### Given instruction
For the data below, report the number of lines that contain the string "method" and nothing else.

### Input records

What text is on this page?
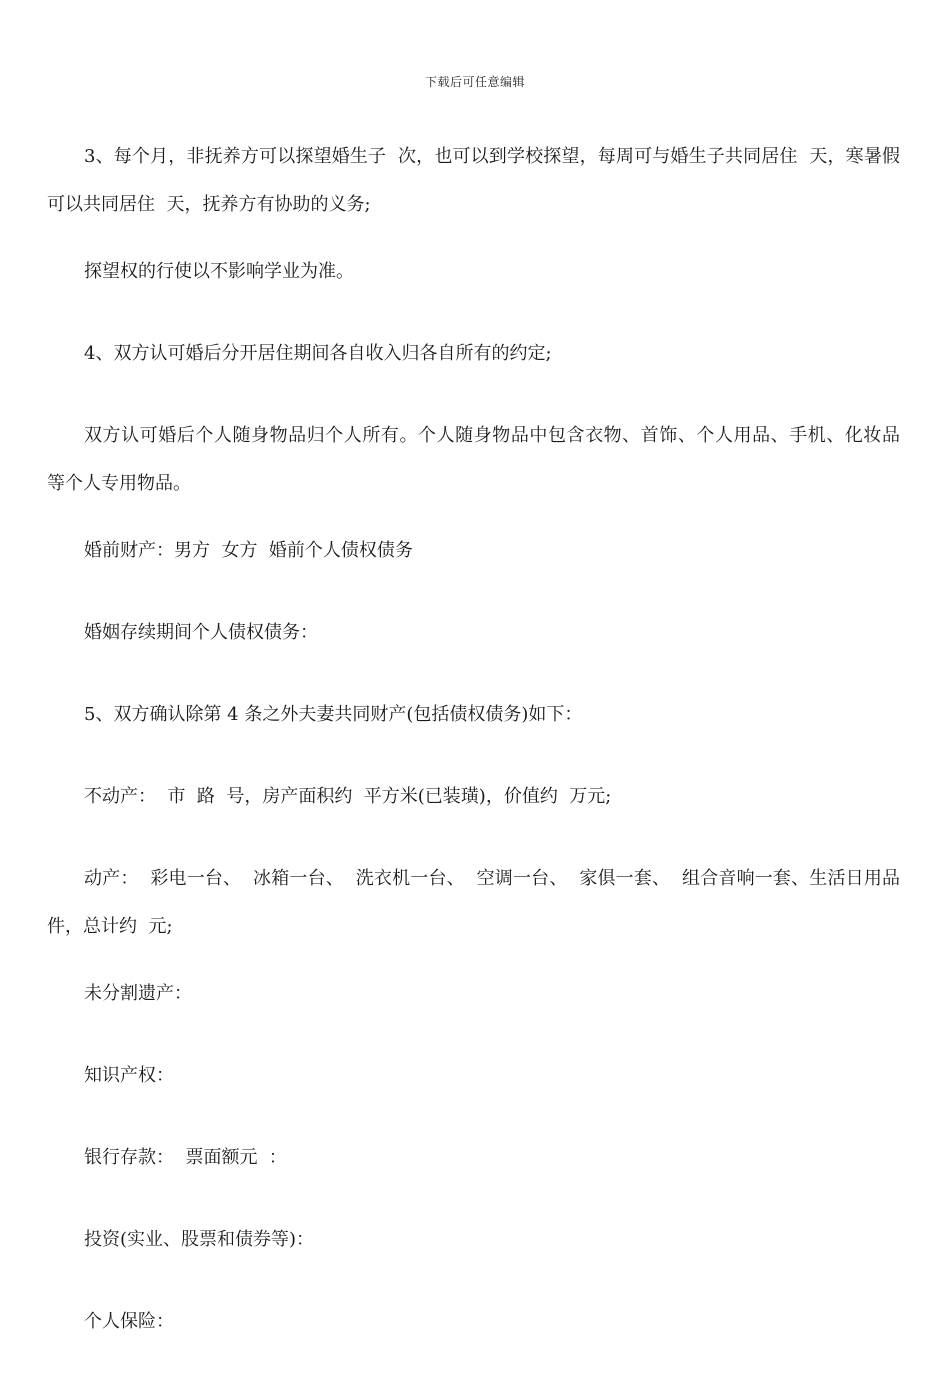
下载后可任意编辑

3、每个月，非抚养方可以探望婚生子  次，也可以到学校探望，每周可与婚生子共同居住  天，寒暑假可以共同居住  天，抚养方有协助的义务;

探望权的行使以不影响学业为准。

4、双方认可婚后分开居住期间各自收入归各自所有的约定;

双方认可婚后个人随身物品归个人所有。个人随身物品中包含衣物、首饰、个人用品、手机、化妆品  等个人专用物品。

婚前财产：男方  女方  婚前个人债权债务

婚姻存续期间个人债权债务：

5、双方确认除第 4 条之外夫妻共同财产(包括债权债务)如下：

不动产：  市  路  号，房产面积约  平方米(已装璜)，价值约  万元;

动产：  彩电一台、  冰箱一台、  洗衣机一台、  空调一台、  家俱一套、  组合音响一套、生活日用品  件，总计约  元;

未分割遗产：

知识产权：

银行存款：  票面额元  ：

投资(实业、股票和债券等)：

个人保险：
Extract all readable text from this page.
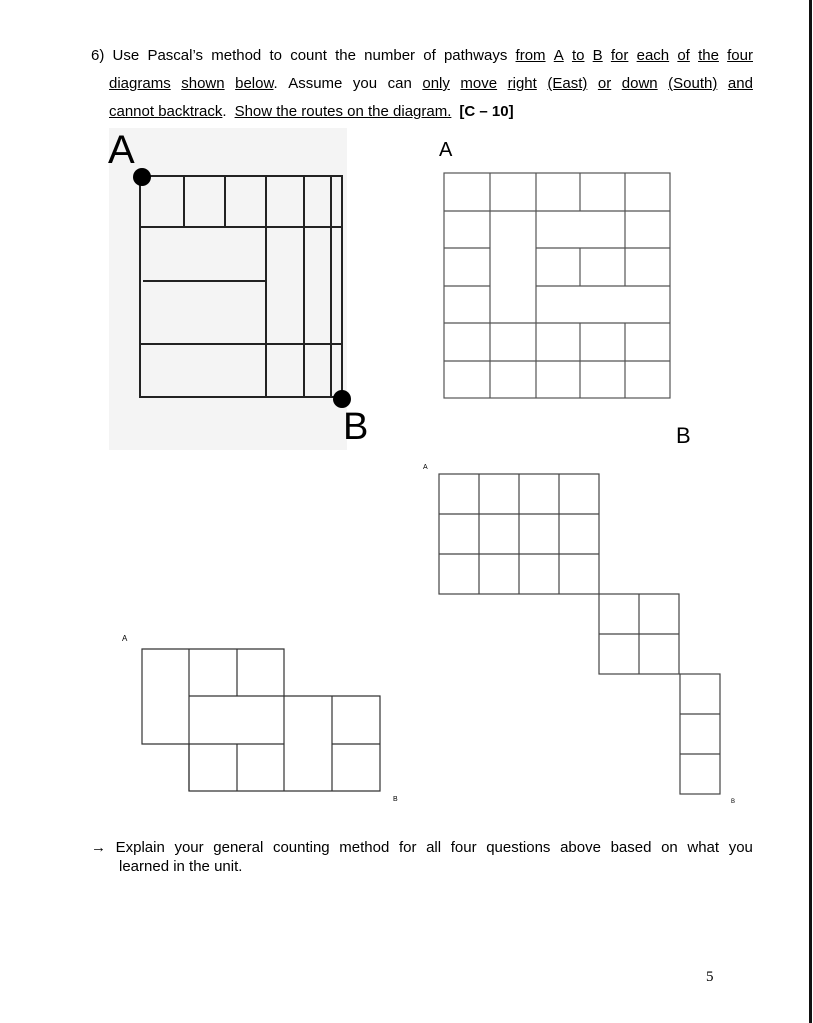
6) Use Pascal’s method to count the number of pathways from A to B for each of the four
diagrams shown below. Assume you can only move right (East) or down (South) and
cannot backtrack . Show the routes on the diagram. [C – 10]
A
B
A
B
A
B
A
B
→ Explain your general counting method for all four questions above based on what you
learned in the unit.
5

### Task solution
2